▸ **Record extracts**:
■ ■ ■
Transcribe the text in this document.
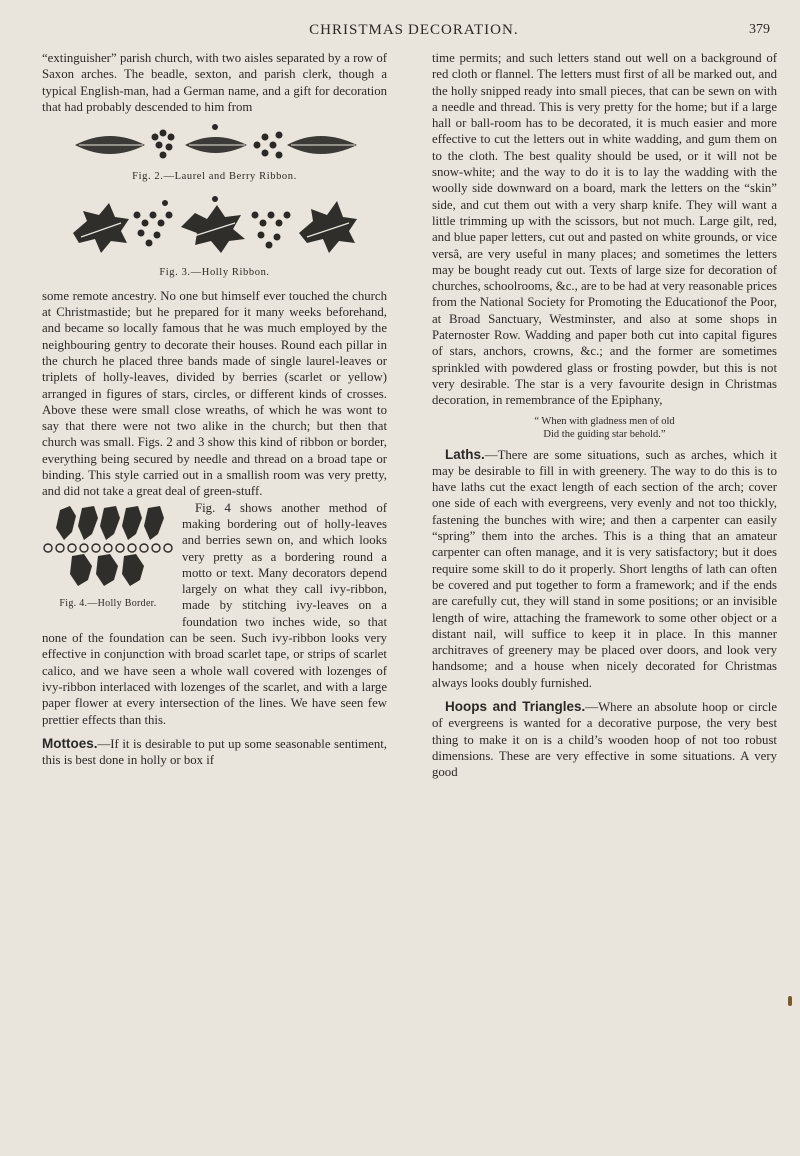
CHRISTMAS DECORATION.	379

“extinguisher” parish church, with two aisles separated by a row of Saxon arches. The beadle, sexton, and parish clerk, though a typical English-man, had a German name, and a gift for decoration that had probably descended to him from

Fig. 2.—Laurel and Berry Ribbon.
Fig. 3.—Holly Ribbon.

some remote ancestry. No one but himself ever touched the church at Christmastide; but he prepared for it many weeks beforehand, and became so locally famous that he was much employed by the neighbouring gentry to decorate their houses. Round each pillar in the church he placed three bands made of single laurel-leaves or triplets of holly-leaves, divided by berries (scarlet or yellow) arranged in figures of stars, circles, or different kinds of crosses. Above these were small close wreaths, of which he was wont to say that there were not two alike in the church; but then that church was small. Figs. 2 and 3 show this kind of ribbon or border, everything being secured by needle and thread on a broad tape or binding. This style carried out in a smallish room was very pretty, and did not take a great deal of green-stuff.

Fig. 4.—Holly Border.

Fig. 4 shows another method of making bordering out of holly-leaves and berries sewn on, and which looks very pretty as a bordering round a motto or text. Many decorators depend largely on what they call ivy-ribbon, made by stitching ivy-leaves on a foundation two inches wide, so that none of the foundation can be seen. Such ivy-ribbon looks very effective in conjunction with broad scarlet tape, or strips of scarlet calico, and we have seen a whole wall covered with lozenges of ivy-ribbon interlaced with lozenges of the scarlet, and with a large paper flower at every intersection of the lines. We have seen few prettier effects than this.

Mottoes.—If it is desirable to put up some seasonable sentiment, this is best done in holly or box if

time permits; and such letters stand out well on a background of red cloth or flannel. The letters must first of all be marked out, and the holly snipped ready into small pieces, that can be sewn on with a needle and thread. This is very pretty for the home; but if a large hall or ball-room has to be decorated, it is much easier and more effective to cut the letters out in white wadding, and gum them on to the cloth. The best quality should be used, or it will not be snow-white; and the way to do it is to lay the wadding with the woolly side downward on a board, mark the letters on the “skin” side, and cut them out with a very sharp knife. They will want a little trimming up with the scissors, but not much. Large gilt, red, and blue paper letters, cut out and pasted on white grounds, or vice versâ, are very useful in many places; and sometimes the letters may be bought ready cut out. Texts of large size for decoration of churches, schoolrooms, &c., are to be had at very reasonable prices from the National Society for Promoting the Educationof the Poor, at Broad Sanctuary, Westminster, and also at some shops in Paternoster Row. Wadding and paper both cut into capital figures of stars, anchors, crowns, &c.; and the former are sometimes sprinkled with powdered glass or frosting powder, but this is not very desirable. The star is a very favourite design in Christmas decoration, in remembrance of the Epiphany,

“ When with gladness men of old
Did the guiding star behold.”

Laths.—There are some situations, such as arches, which it may be desirable to fill in with greenery. The way to do this is to have laths cut the exact length of each section of the arch; cover one side of each with evergreens, very evenly and not too thickly, fastening the bunches with wire; and then a carpenter can easily “spring” them into the arches. This is a thing that an amateur carpenter can often manage, and it is very satisfactory; but it does require some skill to do it properly. Short lengths of lath can often be covered and put together to form a framework; and if the ends are carefully cut, they will stand in some positions; or an invisible length of wire, attaching the framework to some other object or a distant nail, will suffice to keep it in place. In this manner architraves of greenery may be placed over doors, and look very handsome; and a house when nicely decorated for Christmas always looks doubly furnished.

Hoops and Triangles.—Where an absolute hoop or circle of evergreens is wanted for a decorative purpose, the very best thing to make it on is a child’s wooden hoop of not too robust dimensions. These are very effective in some situations. A very good
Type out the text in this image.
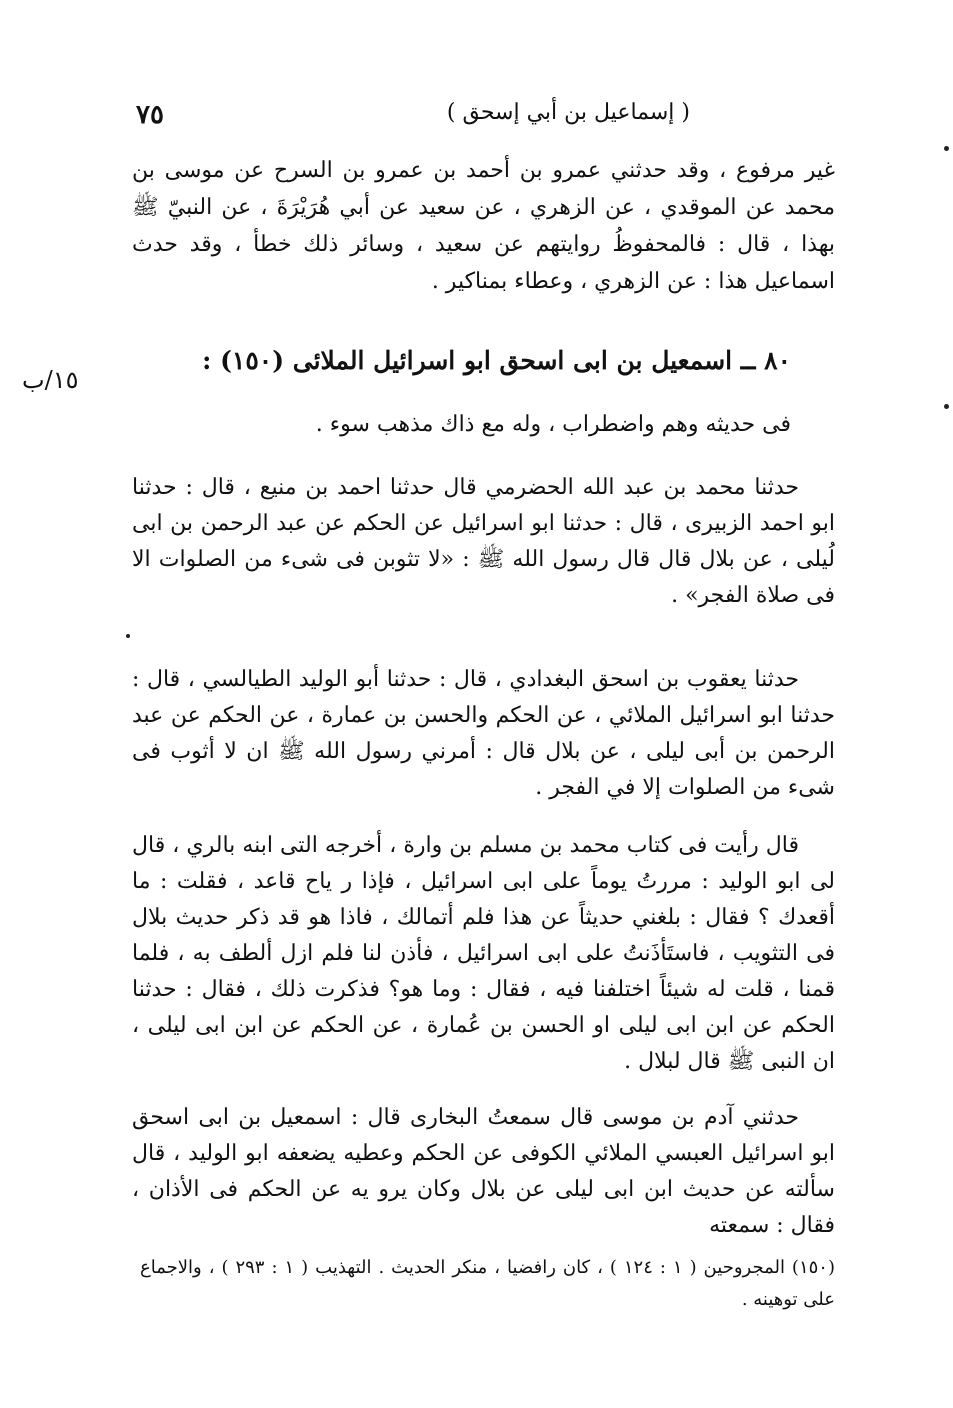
٧٥	( إسماعيل بن أبي إسحق )
١٥/ب

غير مرفوع ، وقد حدثني عمرو بن أحمد بن عمرو بن السرح عن موسى بن محمد عن الموقدي ، عن الزهري ، عن سعيد عن أبي هُرَيْرَةَ ، عن النبيّ ﷺ بهذا ، قال : فالمحفوظُ روايتهم عن سعيد ، وسائر ذلك خطأ ، وقد حدث اسماعيل هذا : عن الزهري ، وعطاء بمناكير .

٨٠ ــ اسمعيل بن ابى اسحق ابو اسرائيل الملائى (١٥٠) :
فى حديثه وهم واضطراب ، وله مع ذاك مذهب سوء .

حدثنا محمد بن عبد الله الحضرمي قال حدثنا احمد بن منيع ، قال : حدثنا ابو احمد الزبيرى ، قال : حدثنا ابو اسرائيل عن الحكم عن عبد الرحمن بن ابى لُيلى ، عن بلال قال قال رسول الله ﷺ : «لا تثوبن فى شىء من الصلوات الا فى صلاة الفجر» .

حدثنا يعقوب بن اسحق البغدادي ، قال : حدثنا أبو الوليد الطيالسي ، قال : حدثنا ابو اسرائيل الملائي ، عن الحكم والحسن بن عمارة ، عن الحكم عن عبد الرحمن بن أبى ليلى ، عن بلال قال : أمرني رسول الله ﷺ ان لا أثوب فى شىء من الصلوات إلا في الفجر .

قال رأيت فى كتاب محمد بن مسلم بن وارة ، أخرجه التى ابنه بالري ، قال لى ابو الوليد : مررتُ يوماً على ابى اسرائيل ، فإذا ر ياح قاعد ، فقلت : ما أقعدك ؟ فقال : بلغني حديثاً عن هذا فلم أتمالك ، فاذا هو قد ذكر حديث بلال فى التثويب ، فاستَأذَنتُ على ابى اسرائيل ، فأذن لنا فلم ازل ألطف به ، فلما قمنا ، قلت له شيئاً اختلفنا فيه ، فقال : وما هو؟ فذكرت ذلك ، فقال : حدثنا الحكم عن ابن ابى ليلى او الحسن بن عُمارة ، عن الحكم عن ابن ابى ليلى ، ان النبى ﷺ قال لبلال .

حدثني آدم بن موسى قال سمعتُ البخارى قال : اسمعيل بن ابى اسحق ابو اسرائيل العبسي الملائي الكوفى عن الحكم وعطيه يضعفه ابو الوليد ، قال سألته عن حديث ابن ابى ليلى عن بلال وكان يرو يه عن الحكم فى الأذان ، فقال : سمعته

(١٥٠) المجروحين ( ١ : ١٢٤ ) ، كان رافضيا ، منكر الحديث . التهذيب ( ١ : ٢٩٣ ) ، والاجماع على توهينه .
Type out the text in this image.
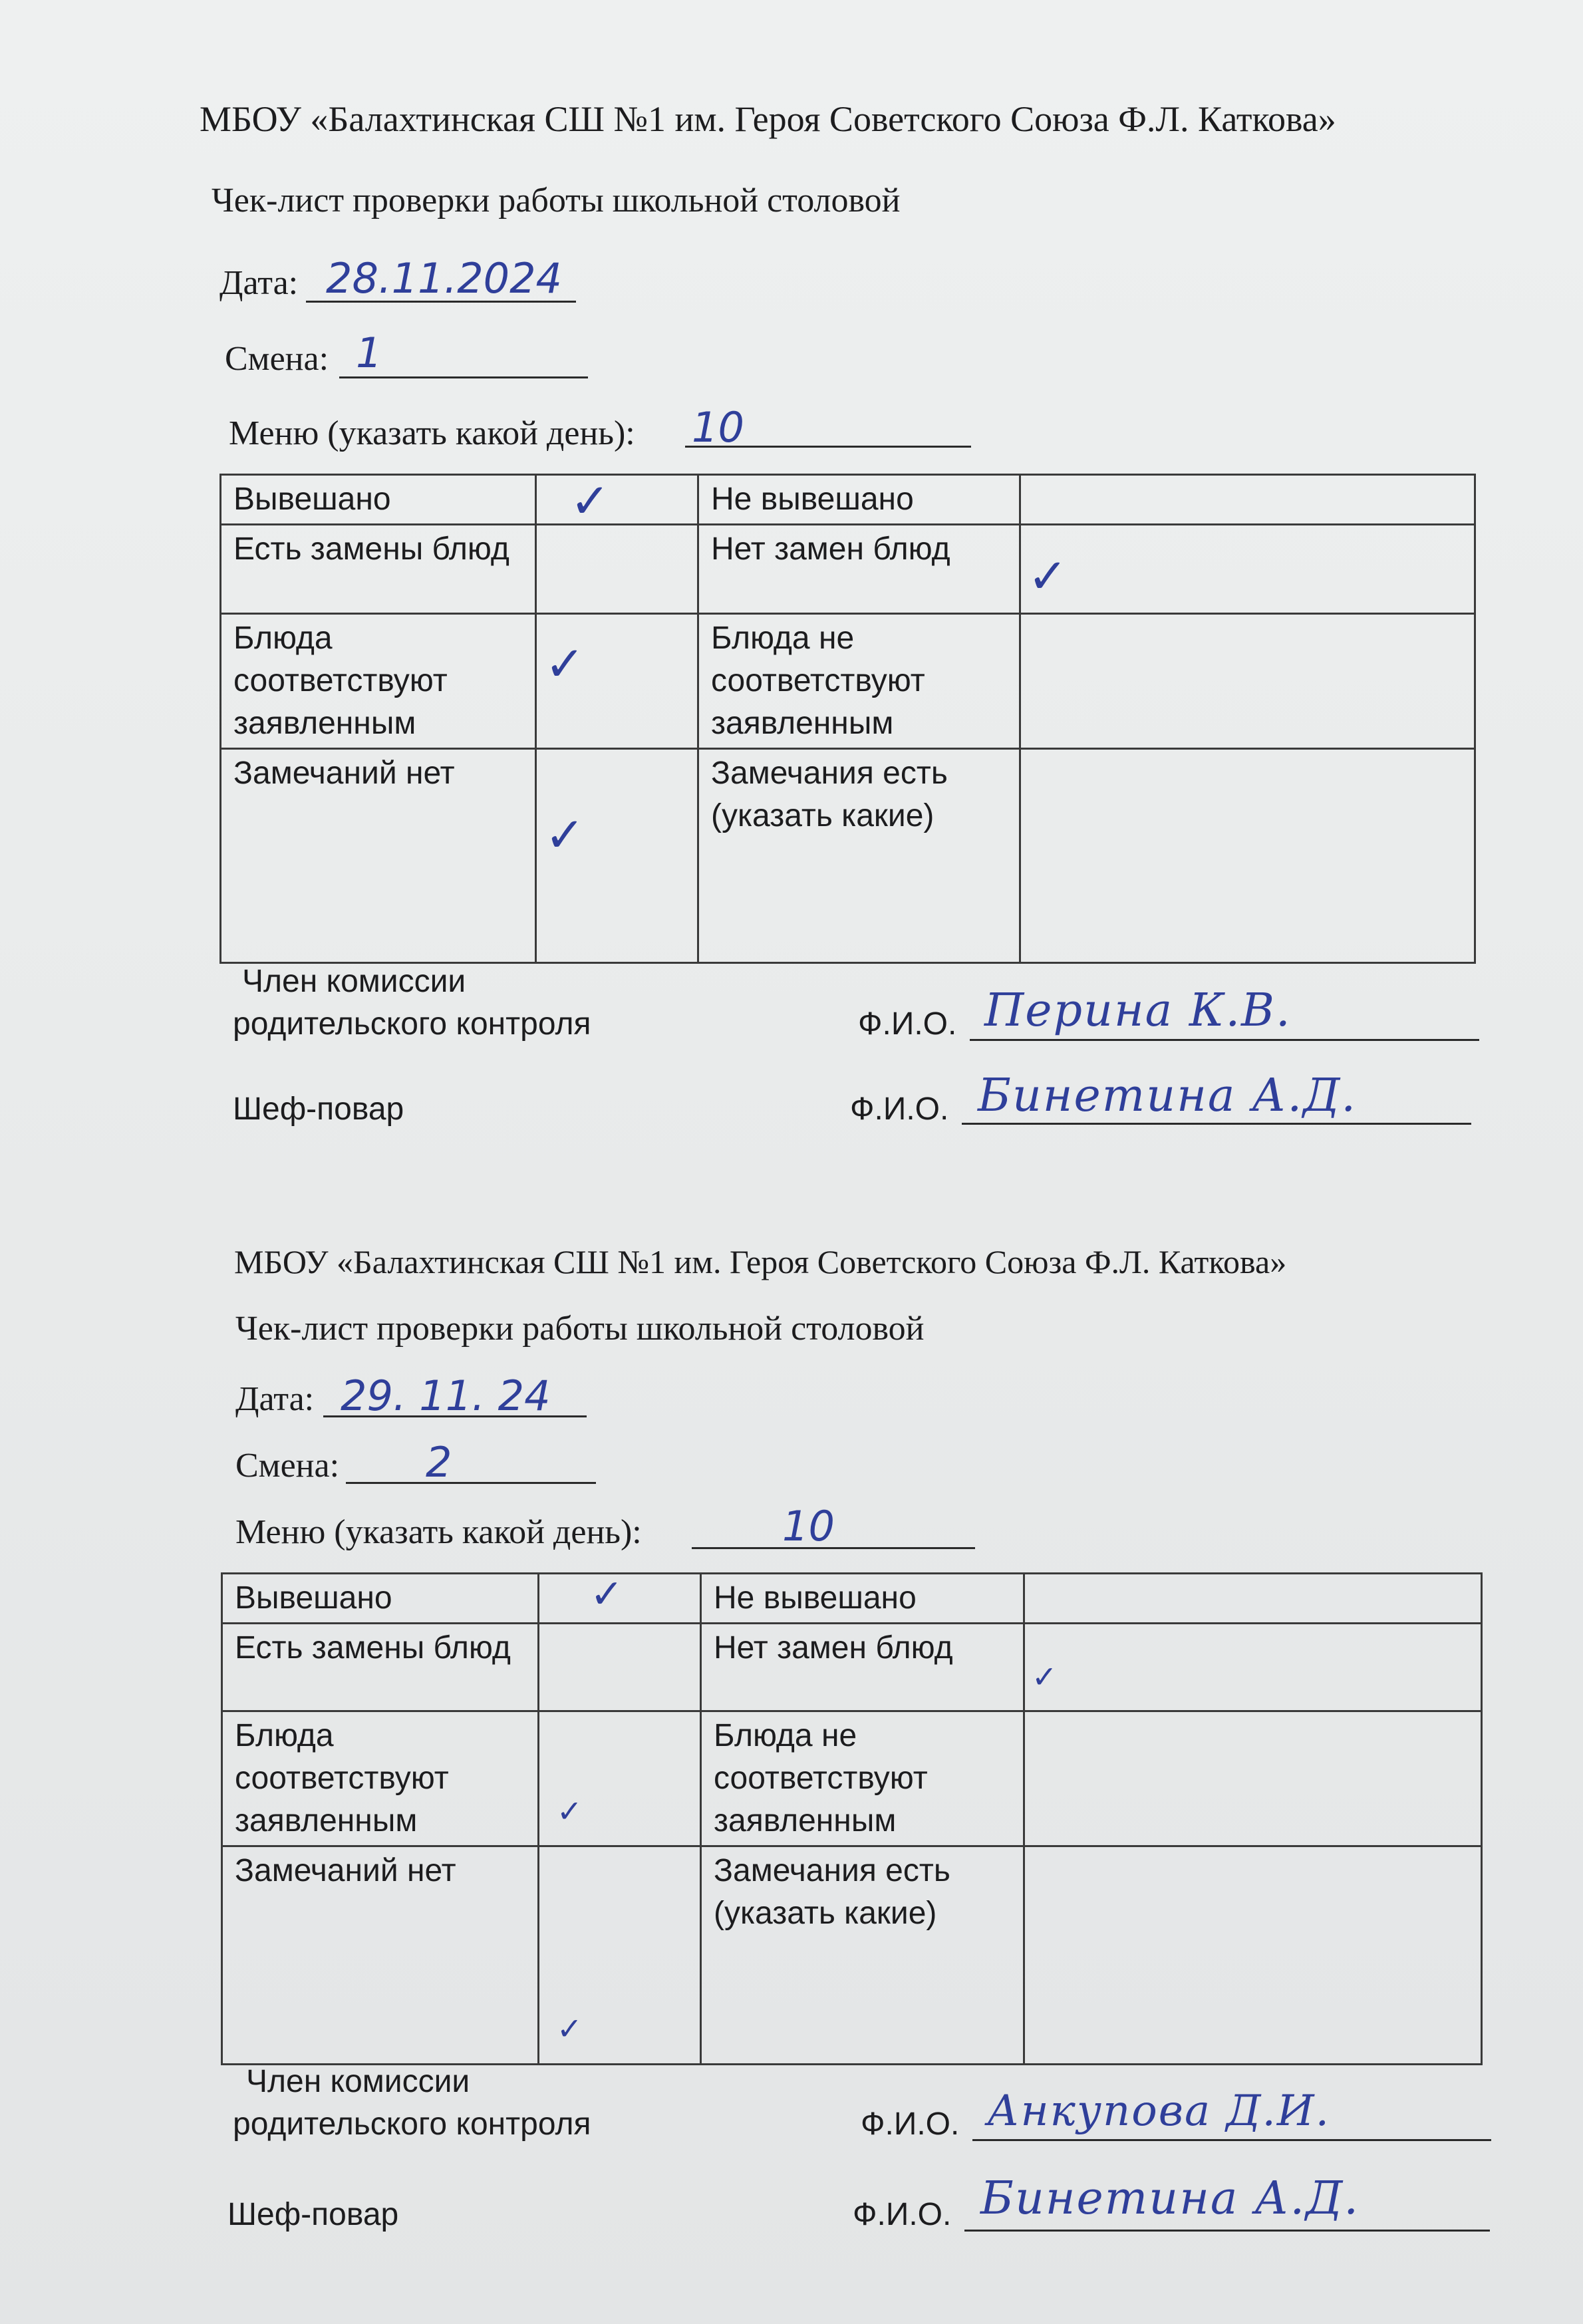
МБОУ «Балахтинская СШ №1 им. Героя Советского Союза Ф.Л. Каткова»
Чек-лист проверки работы школьной столовой
Дата: 28.11.2024
Смена: 1
Меню (указать какой день): 10
Вывешано	✓	Не вывешано	
Есть замены блюд		Нет замен блюд	✓

Блюда соответствуют заявленным	✓	Блюда не соответствуют заявленным	
Замечаний нет	✓	Замечания есть (указать какие)	
Член комиссии
родительского контроля	Ф.И.О. Перина К.В.
Шеф-повар	Ф.И.О. Бинетина А.Д.
МБОУ «Балахтинская СШ №1 им. Героя Советского Союза Ф.Л. Каткова»
Чек-лист проверки работы школьной столовой
Дата: 29. 11. 24
Смена: 2
Меню (указать какой день):	10
Вывешано	✓	Не вывешано	
Есть замены блюд		Нет замен блюд	✓

Блюда соответствуют заявленным	✓	Блюда не соответствуют заявленным	
Замечаний нет	✓	Замечания есть (указать какие)	
Член комиссии
родительского контроля	Ф.И.О. Анкупова Д.И.
Шеф-повар	Ф.И.О. Бинетина А.Д.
■ ■ ■
▸ **Problem requirements**:
Look through the material above. Copy each line where the word "الوليد" appears.

▸ **Output of the exercise**:
حدثنا يعقوب بن اسحق البغدادي ، قال : حدثنا أبو الوليد الطيالسي ، قال : حدثنا ابو اسرائيل الملائي ، عن الحكم والحسن بن عمارة ، عن الحكم عن عبد الرحمن بن أبى ليلى ، عن بلال قال : أمرني رسول الله ﷺ ان لا أثوب فى شىء من الصلوات إلا في الفجر .
قال رأيت فى كتاب محمد بن مسلم بن وارة ، أخرجه التى ابنه بالري ، قال لى ابو الوليد : مررتُ يوماً على ابى اسرائيل ، فإذا ر ياح قاعد ، فقلت : ما أقعدك ؟ فقال : بلغني حديثاً عن هذا فلم أتمالك ، فاذا هو قد ذكر حديث بلال فى التثويب ، فاستَأذَنتُ على ابى اسرائيل ، فأذن لنا فلم ازل ألطف به ، فلما قمنا ، قلت له شيئاً اختلفنا فيه ، فقال : وما هو؟ فذكرت ذلك ، فقال : حدثنا الحكم عن ابن ابى ليلى او الحسن بن عُمارة ، عن الحكم عن ابن ابى ليلى ، ان النبى ﷺ قال لبلال .
حدثني آدم بن موسى قال سمعتُ البخارى قال : اسمعيل بن ابى اسحق ابو اسرائيل العبسي الملائي الكوفى عن الحكم وعطيه يضعفه ابو الوليد ، قال سألته عن حديث ابن ابى ليلى عن بلال وكان يرو يه عن الحكم فى الأذان ، فقال : سمعته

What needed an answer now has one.